Exercise prompt: Gather every line from the entries below that includes "Americans".
^^^^^^^^
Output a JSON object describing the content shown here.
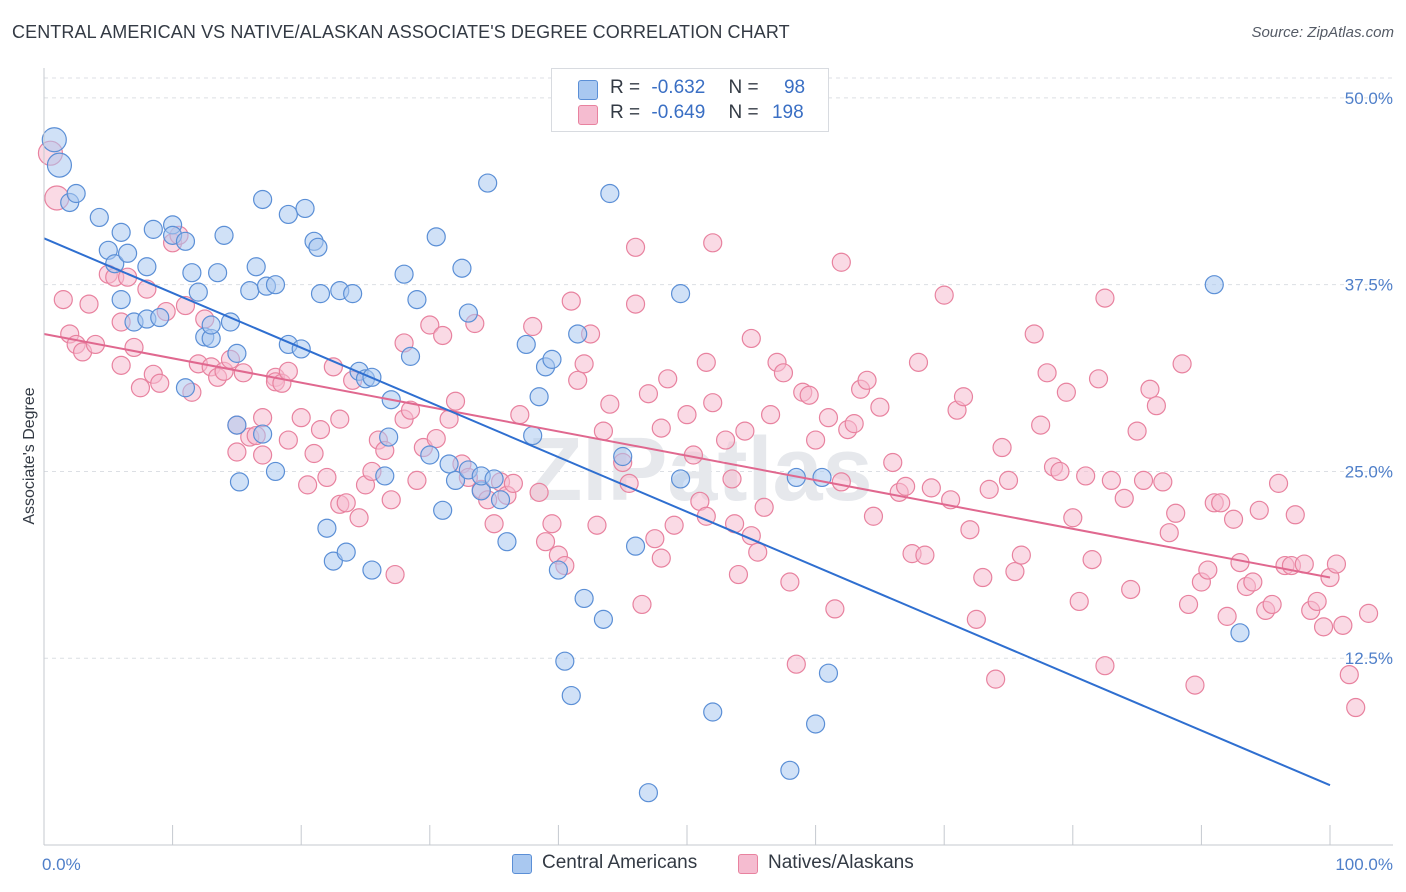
{
  "title": "CENTRAL AMERICAN VS NATIVE/ALASKAN ASSOCIATE'S DEGREE CORRELATION CHART",
  "source": "Source: ZipAtlas.com",
  "watermark": "ZIPatlas",
  "legend": {
    "r_label": "R =",
    "n_label": "N =",
    "series1_r": "-0.632",
    "series1_n": "98",
    "series2_r": "-0.649",
    "series2_n": "198"
  },
  "bottom_legend": {
    "series1": "Central Americans",
    "series2": "Natives/Alaskans"
  },
  "colors": {
    "blue_fill": "#a9c8f0",
    "blue_stroke": "#5b8fd6",
    "blue_line": "#2f6fd0",
    "pink_fill": "#f5bcd0",
    "pink_stroke": "#e8829f",
    "pink_line": "#e0688f",
    "grid": "#dcdfe4",
    "tick_text": "#4f7fc9"
  },
  "chart_data": {
    "type": "scatter",
    "title": "CENTRAL AMERICAN VS NATIVE/ALASKAN ASSOCIATE'S DEGREE CORRELATION CHART",
    "xlabel": "",
    "ylabel": "Associate's Degree",
    "xlim": [
      0,
      100
    ],
    "ylim": [
      0,
      52
    ],
    "x_tick_labels": [
      "0.0%",
      "100.0%"
    ],
    "y_ticks": [
      12.5,
      25.0,
      37.5,
      50.0
    ],
    "y_tick_labels": [
      "12.5%",
      "25.0%",
      "37.5%",
      "50.0%"
    ],
    "series": [
      {
        "name": "Central Americans",
        "r": -0.632,
        "n": 98,
        "trend": {
          "x": [
            0,
            100
          ],
          "y": [
            40.6,
            4.0
          ]
        },
        "points": [
          [
            0.8,
            47.2
          ],
          [
            1.2,
            45.5
          ],
          [
            2,
            43
          ],
          [
            2.5,
            43.6
          ],
          [
            4.3,
            42
          ],
          [
            5,
            39.8
          ],
          [
            5.5,
            38.9
          ],
          [
            6,
            41
          ],
          [
            6,
            36.5
          ],
          [
            6.5,
            39.6
          ],
          [
            7,
            35
          ],
          [
            8,
            35.2
          ],
          [
            8,
            38.7
          ],
          [
            8.5,
            41.2
          ],
          [
            9,
            35.3
          ],
          [
            10,
            41.5
          ],
          [
            10,
            40.8
          ],
          [
            11,
            30.6
          ],
          [
            11,
            40.4
          ],
          [
            11.5,
            38.3
          ],
          [
            12,
            37
          ],
          [
            12.5,
            34
          ],
          [
            13,
            33.9
          ],
          [
            13.5,
            38.3
          ],
          [
            13,
            34.8
          ],
          [
            14,
            40.8
          ],
          [
            15,
            32.9
          ],
          [
            14.5,
            35
          ],
          [
            15,
            28.1
          ],
          [
            15.2,
            24.3
          ],
          [
            16,
            37.1
          ],
          [
            17,
            43.2
          ],
          [
            16.5,
            38.7
          ],
          [
            17,
            27.5
          ],
          [
            17.3,
            37.4
          ],
          [
            18,
            37.5
          ],
          [
            18,
            25
          ],
          [
            19,
            33.5
          ],
          [
            19,
            42.2
          ],
          [
            20,
            33.2
          ],
          [
            20.3,
            42.6
          ],
          [
            21,
            40.4
          ],
          [
            21.3,
            40
          ],
          [
            21.5,
            36.9
          ],
          [
            22,
            21.2
          ],
          [
            22.5,
            19
          ],
          [
            23,
            37.1
          ],
          [
            23.5,
            19.6
          ],
          [
            24,
            36.9
          ],
          [
            24.5,
            31.7
          ],
          [
            25,
            31.2
          ],
          [
            25.5,
            18.4
          ],
          [
            25.5,
            31.3
          ],
          [
            26.5,
            24.7
          ],
          [
            26.8,
            27.3
          ],
          [
            27,
            29.8
          ],
          [
            28,
            38.2
          ],
          [
            29,
            36.5
          ],
          [
            28.5,
            32.7
          ],
          [
            30,
            26.1
          ],
          [
            30.5,
            40.7
          ],
          [
            31,
            22.4
          ],
          [
            31.5,
            25.5
          ],
          [
            32,
            24.4
          ],
          [
            32.5,
            38.6
          ],
          [
            33,
            25.1
          ],
          [
            33,
            35.6
          ],
          [
            34,
            23.7
          ],
          [
            34,
            24.7
          ],
          [
            34.5,
            44.3
          ],
          [
            35,
            24.5
          ],
          [
            35.5,
            23.1
          ],
          [
            36,
            20.3
          ],
          [
            37.5,
            33.5
          ],
          [
            38,
            27.4
          ],
          [
            38.5,
            30
          ],
          [
            39,
            32
          ],
          [
            39.5,
            32.5
          ],
          [
            40,
            18.4
          ],
          [
            40.5,
            12.3
          ],
          [
            41,
            10
          ],
          [
            41.5,
            34.2
          ],
          [
            42,
            16.5
          ],
          [
            43.5,
            15.1
          ],
          [
            44,
            43.6
          ],
          [
            45,
            26
          ],
          [
            46,
            20
          ],
          [
            47,
            3.5
          ],
          [
            49.5,
            24.5
          ],
          [
            49.5,
            36.9
          ],
          [
            52,
            8.9
          ],
          [
            58,
            5
          ],
          [
            60,
            8.1
          ],
          [
            61,
            11.5
          ],
          [
            60.5,
            24.6
          ],
          [
            91,
            37.5
          ],
          [
            93,
            14.2
          ],
          [
            58.5,
            24.6
          ]
        ]
      },
      {
        "name": "Natives/Alaskans",
        "r": -0.649,
        "n": 198,
        "trend": {
          "x": [
            0,
            100
          ],
          "y": [
            34.2,
            17.9
          ]
        },
        "points": [
          [
            0.5,
            46.3
          ],
          [
            1,
            43.3
          ],
          [
            1.5,
            36.5
          ],
          [
            2,
            34.2
          ],
          [
            2.5,
            33.5
          ],
          [
            3,
            33
          ],
          [
            3.5,
            36.2
          ],
          [
            4,
            33.5
          ],
          [
            5,
            38.2
          ],
          [
            5.5,
            38
          ],
          [
            6,
            35
          ],
          [
            6,
            32.1
          ],
          [
            6.5,
            38
          ],
          [
            7,
            33.3
          ],
          [
            7.5,
            30.6
          ],
          [
            8,
            37.2
          ],
          [
            8.5,
            31.5
          ],
          [
            9,
            30.9
          ],
          [
            9.5,
            35.7
          ],
          [
            10,
            40.3
          ],
          [
            10.5,
            40.8
          ],
          [
            11,
            36.1
          ],
          [
            11.5,
            30.3
          ],
          [
            12,
            32.2
          ],
          [
            12.5,
            35.2
          ],
          [
            13,
            32
          ],
          [
            13.5,
            31.3
          ],
          [
            14,
            31.7
          ],
          [
            14.5,
            32.5
          ],
          [
            15,
            28.1
          ],
          [
            15,
            26.3
          ],
          [
            15.5,
            31.6
          ],
          [
            16,
            27.3
          ],
          [
            16.5,
            27.4
          ],
          [
            17,
            28.6
          ],
          [
            17,
            26.1
          ],
          [
            18,
            31.3
          ],
          [
            18,
            31
          ],
          [
            18.5,
            30.9
          ],
          [
            19,
            31.7
          ],
          [
            19,
            27.1
          ],
          [
            20,
            28.6
          ],
          [
            20.5,
            24.1
          ],
          [
            21,
            26.2
          ],
          [
            21.5,
            27.8
          ],
          [
            22,
            24.6
          ],
          [
            22.5,
            32
          ],
          [
            23,
            28.5
          ],
          [
            23,
            22.8
          ],
          [
            23.5,
            22.9
          ],
          [
            24,
            31.1
          ],
          [
            24.5,
            21.9
          ],
          [
            25,
            24.1
          ],
          [
            25.5,
            25
          ],
          [
            26,
            27.1
          ],
          [
            26.5,
            26.4
          ],
          [
            27,
            23.1
          ],
          [
            27.3,
            18.1
          ],
          [
            28,
            33.6
          ],
          [
            28,
            28.5
          ],
          [
            28.5,
            29.1
          ],
          [
            29,
            24.4
          ],
          [
            29.5,
            26.6
          ],
          [
            30,
            34.8
          ],
          [
            30.5,
            27.2
          ],
          [
            31,
            34.1
          ],
          [
            31.5,
            28.5
          ],
          [
            32,
            29.7
          ],
          [
            32.5,
            25.5
          ],
          [
            33,
            24.6
          ],
          [
            33.5,
            34.9
          ],
          [
            34,
            23.8
          ],
          [
            34.5,
            23.1
          ],
          [
            35,
            21.5
          ],
          [
            35.5,
            24.3
          ],
          [
            36,
            23.4
          ],
          [
            36.5,
            24.2
          ],
          [
            37,
            28.8
          ],
          [
            38,
            34.7
          ],
          [
            38.5,
            23.6
          ],
          [
            39,
            20.3
          ],
          [
            39.5,
            21.5
          ],
          [
            40,
            19.4
          ],
          [
            40.5,
            18.7
          ],
          [
            41,
            36.4
          ],
          [
            41.5,
            31.1
          ],
          [
            42,
            32.2
          ],
          [
            42.5,
            34.2
          ],
          [
            43,
            21.4
          ],
          [
            43.5,
            27.7
          ],
          [
            44,
            29.5
          ],
          [
            45,
            25.6
          ],
          [
            45.5,
            24.2
          ],
          [
            46,
            36.2
          ],
          [
            46,
            40
          ],
          [
            46.5,
            16.1
          ],
          [
            47,
            30.2
          ],
          [
            47.5,
            20.5
          ],
          [
            48,
            19.2
          ],
          [
            48,
            27.9
          ],
          [
            48.5,
            31.2
          ],
          [
            49,
            21.4
          ],
          [
            50,
            28.8
          ],
          [
            50.5,
            26.1
          ],
          [
            51,
            23
          ],
          [
            51.5,
            22
          ],
          [
            51.5,
            32.3
          ],
          [
            52,
            40.3
          ],
          [
            52,
            29.6
          ],
          [
            53,
            27.1
          ],
          [
            53.5,
            24.5
          ],
          [
            53.7,
            21.5
          ],
          [
            54,
            18.1
          ],
          [
            54.5,
            27.7
          ],
          [
            55,
            33.9
          ],
          [
            55,
            20.7
          ],
          [
            55.5,
            19.6
          ],
          [
            56,
            22.6
          ],
          [
            56.5,
            28.8
          ],
          [
            57,
            32.3
          ],
          [
            57.5,
            31.6
          ],
          [
            58,
            17.6
          ],
          [
            58.5,
            12.1
          ],
          [
            59,
            30.3
          ],
          [
            59.5,
            30.1
          ],
          [
            60,
            27.1
          ],
          [
            61,
            28.6
          ],
          [
            61.5,
            15.8
          ],
          [
            62,
            39
          ],
          [
            62,
            24.3
          ],
          [
            62.5,
            27.8
          ],
          [
            63,
            28.2
          ],
          [
            63.5,
            30.5
          ],
          [
            64,
            31.1
          ],
          [
            64.5,
            22
          ],
          [
            65,
            29.3
          ],
          [
            66,
            25.6
          ],
          [
            66.5,
            23.6
          ],
          [
            67,
            24
          ],
          [
            67.5,
            19.5
          ],
          [
            68,
            32.3
          ],
          [
            68.5,
            19.4
          ],
          [
            69,
            23.9
          ],
          [
            70,
            36.8
          ],
          [
            70.5,
            23.1
          ],
          [
            71,
            29.1
          ],
          [
            71.5,
            30
          ],
          [
            72,
            21.1
          ],
          [
            72.5,
            15.1
          ],
          [
            73,
            17.9
          ],
          [
            73.5,
            23.8
          ],
          [
            74,
            11.1
          ],
          [
            74.5,
            26.6
          ],
          [
            75,
            24.4
          ],
          [
            75.5,
            18.3
          ],
          [
            76,
            19.4
          ],
          [
            77,
            34.2
          ],
          [
            77.5,
            28.1
          ],
          [
            78,
            31.6
          ],
          [
            78.5,
            25.3
          ],
          [
            79,
            25
          ],
          [
            79.5,
            30.3
          ],
          [
            80,
            21.9
          ],
          [
            80.5,
            16.3
          ],
          [
            81,
            24.7
          ],
          [
            81.5,
            19.1
          ],
          [
            82,
            31.2
          ],
          [
            82.5,
            12
          ],
          [
            82.5,
            36.6
          ],
          [
            83,
            24.4
          ],
          [
            84,
            23.2
          ],
          [
            84.5,
            17.1
          ],
          [
            85,
            27.7
          ],
          [
            85.5,
            24.4
          ],
          [
            86,
            30.5
          ],
          [
            86.5,
            29.4
          ],
          [
            87,
            24.3
          ],
          [
            87.5,
            20.9
          ],
          [
            88,
            22.2
          ],
          [
            88.5,
            32.2
          ],
          [
            89,
            16.1
          ],
          [
            89.5,
            10.7
          ],
          [
            90,
            17.6
          ],
          [
            90.5,
            18.4
          ],
          [
            91,
            22.9
          ],
          [
            91.5,
            22.9
          ],
          [
            92,
            15.3
          ],
          [
            92.5,
            21.8
          ],
          [
            93,
            18.9
          ],
          [
            93.5,
            17.3
          ],
          [
            94,
            17.6
          ],
          [
            94.5,
            22.4
          ],
          [
            95,
            15.7
          ],
          [
            95.5,
            16.1
          ],
          [
            96,
            24.2
          ],
          [
            96.5,
            18.7
          ],
          [
            97,
            18.7
          ],
          [
            97.3,
            22.1
          ],
          [
            98,
            18.8
          ],
          [
            98.5,
            15.7
          ],
          [
            99,
            16.3
          ],
          [
            99.5,
            14.6
          ],
          [
            100,
            17.9
          ],
          [
            100.5,
            18.8
          ],
          [
            101,
            14.7
          ],
          [
            101.5,
            11.4
          ],
          [
            102,
            9.2
          ],
          [
            103,
            15.5
          ]
        ]
      }
    ]
  }
}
^^^^^^^^
Result:
    "series1": "Central Americans",
        "name": "Central Americans",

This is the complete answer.